- _Directions_
Write out each line in which the string "membros" is present.

(Figure collection entries)
+ + + + + + +

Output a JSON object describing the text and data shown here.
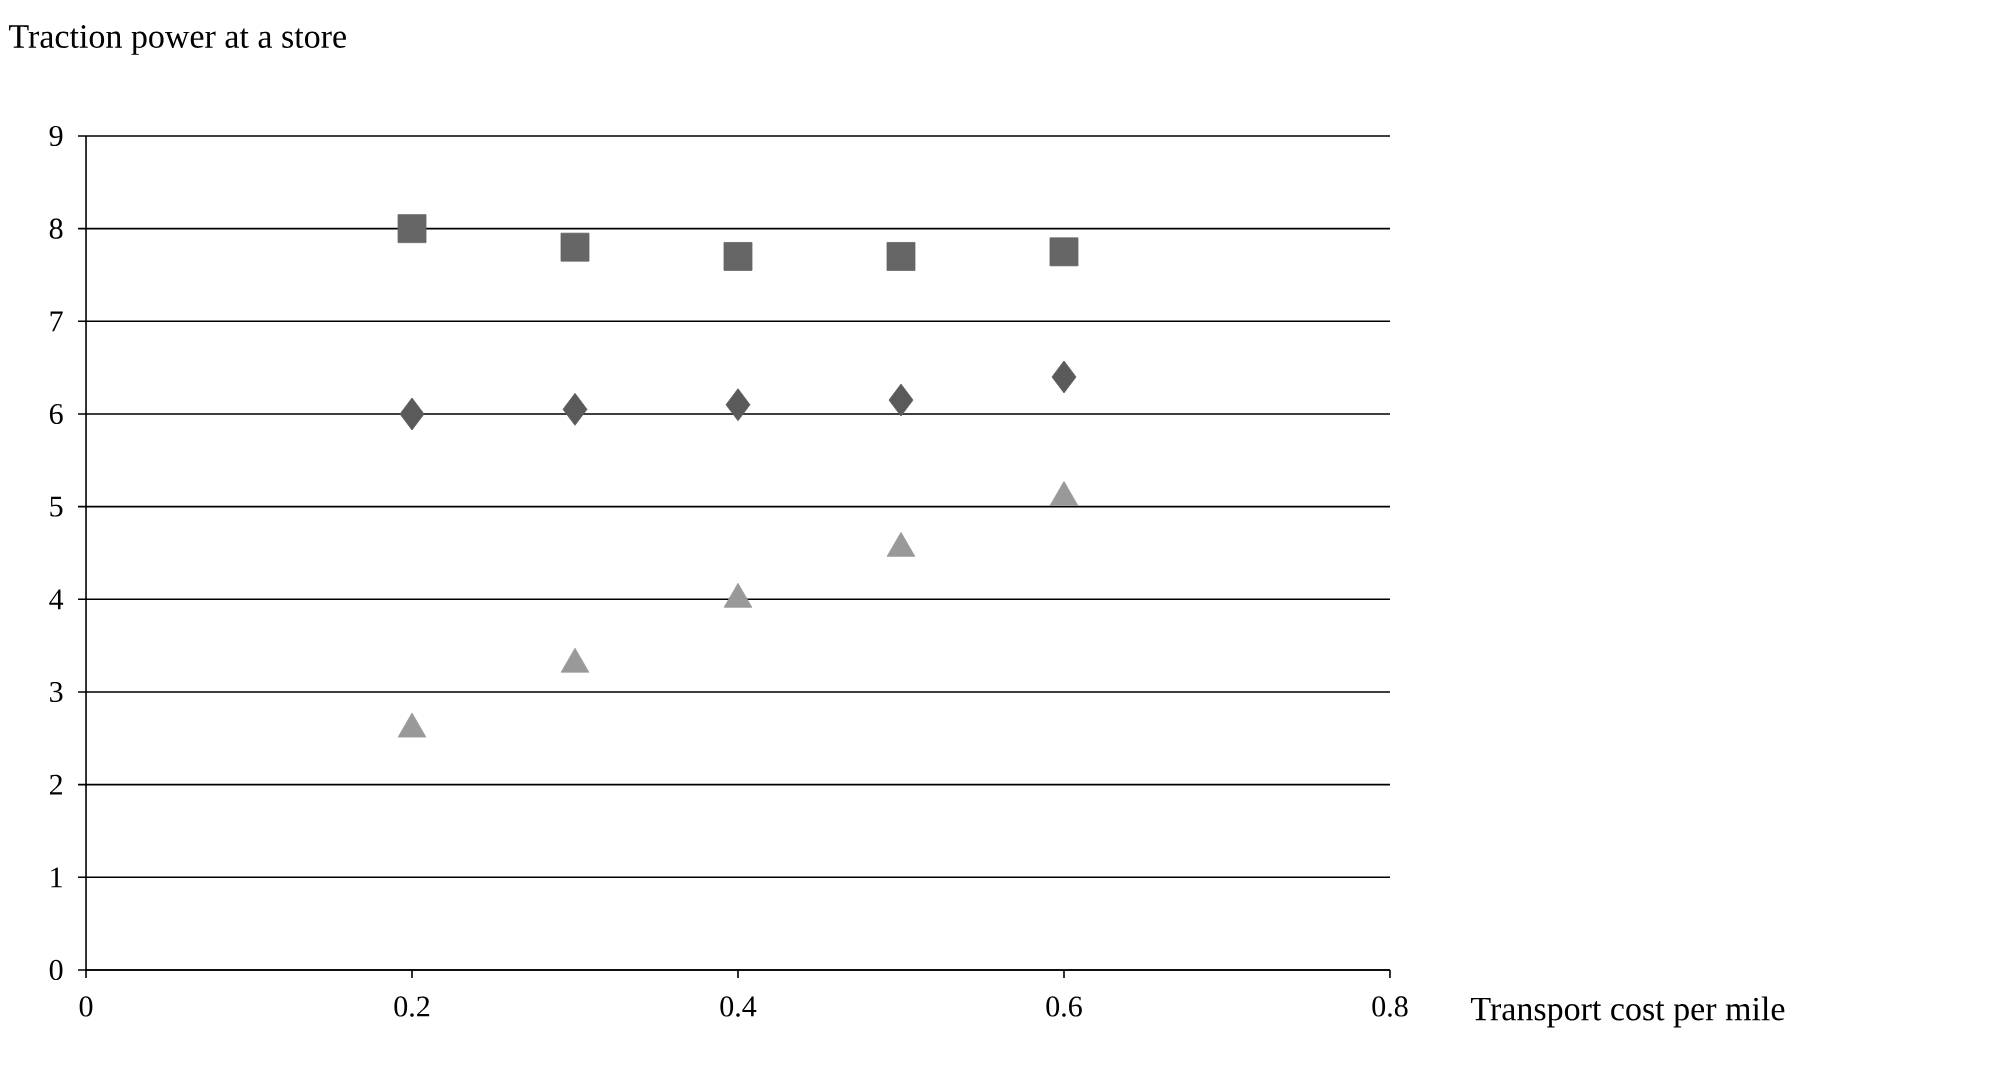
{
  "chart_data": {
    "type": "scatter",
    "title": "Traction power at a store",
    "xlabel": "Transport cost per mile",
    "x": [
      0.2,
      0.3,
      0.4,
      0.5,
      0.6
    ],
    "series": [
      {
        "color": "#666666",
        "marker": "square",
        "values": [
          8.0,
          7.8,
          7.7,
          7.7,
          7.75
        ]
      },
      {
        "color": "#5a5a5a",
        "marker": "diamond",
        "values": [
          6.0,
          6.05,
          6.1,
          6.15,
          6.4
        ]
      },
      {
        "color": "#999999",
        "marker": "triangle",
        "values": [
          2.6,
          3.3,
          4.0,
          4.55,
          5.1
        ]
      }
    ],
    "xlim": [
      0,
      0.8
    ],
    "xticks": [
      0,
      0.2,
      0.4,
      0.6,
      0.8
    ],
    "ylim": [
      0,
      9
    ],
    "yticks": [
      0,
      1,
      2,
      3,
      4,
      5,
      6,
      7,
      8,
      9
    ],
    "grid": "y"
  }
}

+ + + + + + +

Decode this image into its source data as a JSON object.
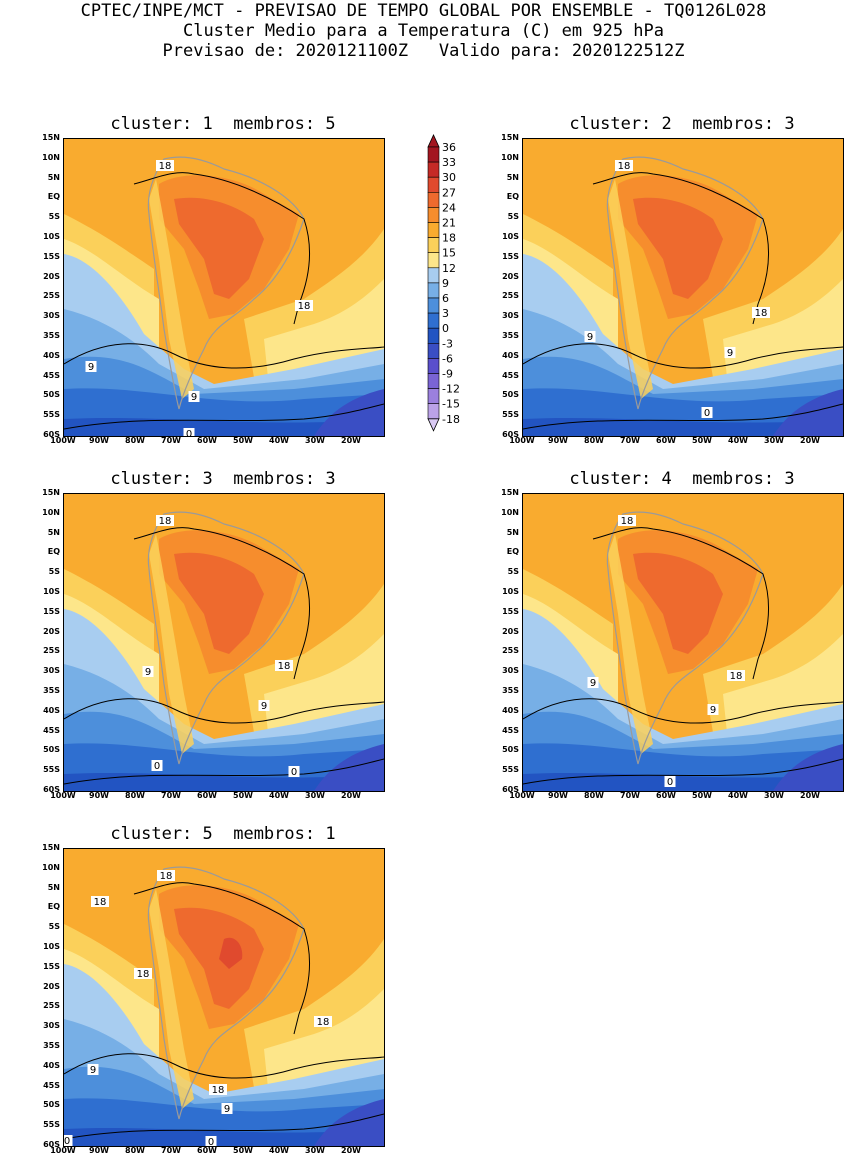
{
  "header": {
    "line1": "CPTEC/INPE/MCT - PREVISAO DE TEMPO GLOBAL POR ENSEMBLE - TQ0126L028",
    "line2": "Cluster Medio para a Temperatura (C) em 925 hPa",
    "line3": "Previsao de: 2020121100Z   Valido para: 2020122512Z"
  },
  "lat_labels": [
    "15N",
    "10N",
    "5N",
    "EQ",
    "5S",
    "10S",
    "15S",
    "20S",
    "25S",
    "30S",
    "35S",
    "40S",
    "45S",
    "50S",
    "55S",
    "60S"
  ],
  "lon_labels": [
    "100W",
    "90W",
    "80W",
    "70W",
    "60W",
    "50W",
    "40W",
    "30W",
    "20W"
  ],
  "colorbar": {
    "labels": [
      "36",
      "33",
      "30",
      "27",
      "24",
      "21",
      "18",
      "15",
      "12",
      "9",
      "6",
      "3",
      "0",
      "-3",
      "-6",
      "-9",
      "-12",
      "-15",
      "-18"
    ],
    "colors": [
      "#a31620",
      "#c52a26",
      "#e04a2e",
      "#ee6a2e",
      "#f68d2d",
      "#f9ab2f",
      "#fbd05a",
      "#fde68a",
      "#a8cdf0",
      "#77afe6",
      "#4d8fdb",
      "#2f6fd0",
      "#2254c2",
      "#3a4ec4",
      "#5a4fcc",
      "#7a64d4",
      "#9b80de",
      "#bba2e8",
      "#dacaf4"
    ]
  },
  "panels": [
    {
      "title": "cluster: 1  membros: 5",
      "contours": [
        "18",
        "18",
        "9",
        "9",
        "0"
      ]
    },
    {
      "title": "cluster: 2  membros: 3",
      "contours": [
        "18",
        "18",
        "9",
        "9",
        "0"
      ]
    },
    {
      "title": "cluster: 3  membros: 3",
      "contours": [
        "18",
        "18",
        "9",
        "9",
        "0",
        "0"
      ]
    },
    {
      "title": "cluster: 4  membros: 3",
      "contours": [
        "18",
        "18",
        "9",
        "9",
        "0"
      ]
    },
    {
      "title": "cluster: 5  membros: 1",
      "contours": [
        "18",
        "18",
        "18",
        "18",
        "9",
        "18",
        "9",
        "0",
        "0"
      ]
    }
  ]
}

+ + + + + + +

- _Exercise result_
      "title": "cluster: 1  membros: 5",
      "title": "cluster: 2  membros: 3",
      "title": "cluster: 3  membros: 3",
      "title": "cluster: 4  membros: 3",
      "title": "cluster: 5  membros: 1",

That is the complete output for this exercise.